What is required: Update the lines from the start of the records through the line containing "department-caption: структурное подразделение", inclusive, by replacing "interactable" with "clickable" and leaving everything else unchanged.

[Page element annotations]
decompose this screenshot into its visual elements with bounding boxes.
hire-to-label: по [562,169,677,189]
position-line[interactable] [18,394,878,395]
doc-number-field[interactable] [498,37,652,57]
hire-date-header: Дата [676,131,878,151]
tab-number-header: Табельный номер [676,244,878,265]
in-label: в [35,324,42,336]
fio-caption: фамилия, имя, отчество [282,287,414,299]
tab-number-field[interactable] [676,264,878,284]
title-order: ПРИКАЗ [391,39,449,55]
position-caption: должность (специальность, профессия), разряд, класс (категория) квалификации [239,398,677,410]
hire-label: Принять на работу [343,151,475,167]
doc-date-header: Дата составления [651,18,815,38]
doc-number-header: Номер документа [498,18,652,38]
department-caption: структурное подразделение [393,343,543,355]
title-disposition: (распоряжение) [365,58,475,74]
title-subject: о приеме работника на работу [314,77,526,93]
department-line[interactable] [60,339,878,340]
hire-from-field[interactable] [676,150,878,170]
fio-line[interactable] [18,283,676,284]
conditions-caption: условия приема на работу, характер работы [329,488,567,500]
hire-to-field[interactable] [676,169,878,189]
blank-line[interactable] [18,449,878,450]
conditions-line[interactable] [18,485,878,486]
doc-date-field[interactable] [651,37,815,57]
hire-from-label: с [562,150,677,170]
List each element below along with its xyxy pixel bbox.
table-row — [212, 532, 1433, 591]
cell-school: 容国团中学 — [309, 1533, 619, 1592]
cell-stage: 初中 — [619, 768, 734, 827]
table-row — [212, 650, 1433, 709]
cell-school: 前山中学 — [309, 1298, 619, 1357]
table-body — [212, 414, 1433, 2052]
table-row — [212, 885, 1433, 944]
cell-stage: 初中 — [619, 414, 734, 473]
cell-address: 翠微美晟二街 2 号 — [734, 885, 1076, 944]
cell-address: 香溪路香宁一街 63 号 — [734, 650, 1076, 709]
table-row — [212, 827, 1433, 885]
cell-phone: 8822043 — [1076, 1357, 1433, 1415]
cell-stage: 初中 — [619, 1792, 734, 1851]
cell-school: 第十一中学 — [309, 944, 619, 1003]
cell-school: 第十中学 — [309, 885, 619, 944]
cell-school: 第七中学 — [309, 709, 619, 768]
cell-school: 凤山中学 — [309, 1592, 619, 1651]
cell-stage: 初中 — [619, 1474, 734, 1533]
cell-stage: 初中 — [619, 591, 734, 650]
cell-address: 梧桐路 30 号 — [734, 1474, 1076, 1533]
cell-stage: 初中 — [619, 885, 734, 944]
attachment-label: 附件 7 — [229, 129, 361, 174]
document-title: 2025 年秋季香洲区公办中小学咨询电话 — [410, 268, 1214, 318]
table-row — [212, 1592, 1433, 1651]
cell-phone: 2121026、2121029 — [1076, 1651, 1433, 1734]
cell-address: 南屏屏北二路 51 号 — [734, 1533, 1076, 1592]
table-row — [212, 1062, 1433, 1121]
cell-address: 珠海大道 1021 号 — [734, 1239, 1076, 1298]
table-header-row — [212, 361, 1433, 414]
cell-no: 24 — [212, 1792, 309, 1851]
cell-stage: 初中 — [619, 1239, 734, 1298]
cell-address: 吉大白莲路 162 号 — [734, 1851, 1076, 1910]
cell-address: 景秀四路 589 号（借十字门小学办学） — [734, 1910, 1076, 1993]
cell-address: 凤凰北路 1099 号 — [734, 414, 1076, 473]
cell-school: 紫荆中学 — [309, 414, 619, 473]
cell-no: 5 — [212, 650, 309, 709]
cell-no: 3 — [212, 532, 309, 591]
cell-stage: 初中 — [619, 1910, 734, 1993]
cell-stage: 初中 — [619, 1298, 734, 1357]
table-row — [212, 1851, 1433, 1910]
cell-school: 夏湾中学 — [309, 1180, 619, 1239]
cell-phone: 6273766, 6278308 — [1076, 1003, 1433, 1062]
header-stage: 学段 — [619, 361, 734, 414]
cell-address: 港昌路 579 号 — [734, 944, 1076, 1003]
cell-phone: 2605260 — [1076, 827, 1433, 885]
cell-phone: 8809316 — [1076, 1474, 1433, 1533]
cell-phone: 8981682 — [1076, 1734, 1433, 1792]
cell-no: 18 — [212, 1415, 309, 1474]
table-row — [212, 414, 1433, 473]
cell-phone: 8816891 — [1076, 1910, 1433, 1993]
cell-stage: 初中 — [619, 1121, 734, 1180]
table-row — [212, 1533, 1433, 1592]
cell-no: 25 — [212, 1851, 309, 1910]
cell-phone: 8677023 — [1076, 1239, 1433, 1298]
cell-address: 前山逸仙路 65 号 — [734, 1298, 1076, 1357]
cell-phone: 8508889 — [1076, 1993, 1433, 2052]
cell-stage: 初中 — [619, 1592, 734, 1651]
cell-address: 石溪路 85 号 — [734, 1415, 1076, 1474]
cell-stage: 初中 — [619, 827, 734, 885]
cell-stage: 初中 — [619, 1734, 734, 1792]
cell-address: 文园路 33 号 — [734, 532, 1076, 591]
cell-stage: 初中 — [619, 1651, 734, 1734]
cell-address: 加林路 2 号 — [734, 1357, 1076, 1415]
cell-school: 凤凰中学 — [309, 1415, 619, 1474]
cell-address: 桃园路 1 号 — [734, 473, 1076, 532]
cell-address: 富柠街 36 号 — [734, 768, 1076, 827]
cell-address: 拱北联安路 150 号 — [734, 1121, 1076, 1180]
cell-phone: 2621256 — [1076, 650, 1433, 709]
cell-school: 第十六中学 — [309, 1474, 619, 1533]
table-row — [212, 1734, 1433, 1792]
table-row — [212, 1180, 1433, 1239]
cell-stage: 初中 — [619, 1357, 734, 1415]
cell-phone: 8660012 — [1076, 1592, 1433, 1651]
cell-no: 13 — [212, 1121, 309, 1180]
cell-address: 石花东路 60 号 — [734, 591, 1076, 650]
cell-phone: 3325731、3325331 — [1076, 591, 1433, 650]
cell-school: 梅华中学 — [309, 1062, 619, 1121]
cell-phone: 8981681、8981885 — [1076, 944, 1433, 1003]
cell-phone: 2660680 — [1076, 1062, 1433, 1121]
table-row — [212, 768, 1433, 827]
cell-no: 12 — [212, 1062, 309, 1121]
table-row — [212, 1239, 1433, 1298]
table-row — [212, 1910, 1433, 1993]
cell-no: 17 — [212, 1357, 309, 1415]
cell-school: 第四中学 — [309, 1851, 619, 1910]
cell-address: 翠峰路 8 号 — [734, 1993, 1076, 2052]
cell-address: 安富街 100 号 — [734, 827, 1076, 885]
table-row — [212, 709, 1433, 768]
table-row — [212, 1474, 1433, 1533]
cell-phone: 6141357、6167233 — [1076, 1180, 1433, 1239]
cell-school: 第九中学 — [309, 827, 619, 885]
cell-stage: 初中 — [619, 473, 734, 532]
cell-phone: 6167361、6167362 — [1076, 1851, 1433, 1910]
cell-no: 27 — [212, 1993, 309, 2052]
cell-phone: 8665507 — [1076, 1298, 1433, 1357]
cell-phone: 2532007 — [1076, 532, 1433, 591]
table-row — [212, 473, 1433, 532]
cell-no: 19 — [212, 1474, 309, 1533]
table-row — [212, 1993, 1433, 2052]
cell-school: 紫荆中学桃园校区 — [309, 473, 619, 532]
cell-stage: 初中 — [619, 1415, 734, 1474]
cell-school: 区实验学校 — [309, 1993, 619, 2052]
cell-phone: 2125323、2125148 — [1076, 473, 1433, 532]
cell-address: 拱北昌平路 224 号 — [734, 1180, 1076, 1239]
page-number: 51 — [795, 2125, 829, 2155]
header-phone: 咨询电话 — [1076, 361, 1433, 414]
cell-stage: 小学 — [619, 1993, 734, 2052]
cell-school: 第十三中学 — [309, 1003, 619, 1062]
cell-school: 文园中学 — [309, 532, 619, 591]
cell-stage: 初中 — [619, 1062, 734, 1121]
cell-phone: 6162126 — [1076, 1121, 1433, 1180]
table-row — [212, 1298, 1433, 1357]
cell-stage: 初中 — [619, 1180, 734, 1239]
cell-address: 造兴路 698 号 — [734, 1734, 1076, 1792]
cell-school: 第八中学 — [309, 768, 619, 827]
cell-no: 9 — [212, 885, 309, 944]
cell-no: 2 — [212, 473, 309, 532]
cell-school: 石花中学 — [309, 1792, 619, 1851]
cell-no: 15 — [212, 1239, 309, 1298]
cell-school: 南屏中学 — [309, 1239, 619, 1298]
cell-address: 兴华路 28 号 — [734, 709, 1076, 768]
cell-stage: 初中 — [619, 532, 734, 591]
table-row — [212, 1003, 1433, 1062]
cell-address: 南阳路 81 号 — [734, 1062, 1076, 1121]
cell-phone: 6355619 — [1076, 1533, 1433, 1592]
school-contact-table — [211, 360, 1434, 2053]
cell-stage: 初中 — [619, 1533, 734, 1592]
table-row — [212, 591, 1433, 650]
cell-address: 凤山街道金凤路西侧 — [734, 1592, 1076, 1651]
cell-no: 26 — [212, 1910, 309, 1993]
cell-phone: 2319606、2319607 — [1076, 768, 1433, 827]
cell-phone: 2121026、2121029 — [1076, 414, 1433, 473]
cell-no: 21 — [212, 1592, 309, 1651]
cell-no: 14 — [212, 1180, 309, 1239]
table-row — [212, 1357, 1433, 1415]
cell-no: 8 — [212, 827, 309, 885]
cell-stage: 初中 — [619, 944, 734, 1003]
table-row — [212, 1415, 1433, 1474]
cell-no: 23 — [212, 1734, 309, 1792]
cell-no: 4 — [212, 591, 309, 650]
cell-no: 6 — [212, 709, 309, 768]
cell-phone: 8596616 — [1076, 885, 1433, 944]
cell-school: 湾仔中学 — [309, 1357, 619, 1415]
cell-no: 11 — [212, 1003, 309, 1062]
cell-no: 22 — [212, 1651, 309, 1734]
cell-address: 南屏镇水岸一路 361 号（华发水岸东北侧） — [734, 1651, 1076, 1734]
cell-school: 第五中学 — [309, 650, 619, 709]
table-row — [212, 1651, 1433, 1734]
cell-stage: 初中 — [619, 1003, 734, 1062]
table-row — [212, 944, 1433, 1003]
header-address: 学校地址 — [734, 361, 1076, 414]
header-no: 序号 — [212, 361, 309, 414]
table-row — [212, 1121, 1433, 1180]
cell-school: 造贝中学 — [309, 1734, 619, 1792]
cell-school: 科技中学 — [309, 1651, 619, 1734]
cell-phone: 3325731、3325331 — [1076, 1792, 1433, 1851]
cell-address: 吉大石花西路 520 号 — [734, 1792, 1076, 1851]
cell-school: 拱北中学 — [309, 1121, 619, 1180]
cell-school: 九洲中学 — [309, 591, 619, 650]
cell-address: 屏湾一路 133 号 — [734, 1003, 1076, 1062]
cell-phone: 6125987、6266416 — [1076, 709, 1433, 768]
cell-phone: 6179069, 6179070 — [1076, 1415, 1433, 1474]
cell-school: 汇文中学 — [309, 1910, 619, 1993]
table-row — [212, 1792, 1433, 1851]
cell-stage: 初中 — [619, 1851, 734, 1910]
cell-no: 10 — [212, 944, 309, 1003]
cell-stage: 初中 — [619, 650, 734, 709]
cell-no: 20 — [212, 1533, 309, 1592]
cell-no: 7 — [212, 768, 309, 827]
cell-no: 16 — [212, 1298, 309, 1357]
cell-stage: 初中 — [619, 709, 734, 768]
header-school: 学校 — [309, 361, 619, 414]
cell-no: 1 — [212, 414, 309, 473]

Solution below:
decompose this screenshot into its visual elements with bounding boxes.
hire-to-label: по [562,169,677,189]
position-line[clickable] [18,394,878,395]
doc-number-field[clickable] [498,37,652,57]
hire-date-header: Дата [676,131,878,151]
tab-number-header: Табельный номер [676,244,878,265]
in-label: в [35,324,42,336]
fio-caption: фамилия, имя, отчество [282,287,414,299]
tab-number-field[clickable] [676,264,878,284]
title-order: ПРИКАЗ [391,39,449,55]
position-caption: должность (специальность, профессия), разряд, класс (категория) квалификации [239,398,677,410]
hire-label: Принять на работу [343,151,475,167]
doc-date-header: Дата составления [651,18,815,38]
doc-number-header: Номер документа [498,18,652,38]
department-caption: структурное подразделение [393,343,543,355]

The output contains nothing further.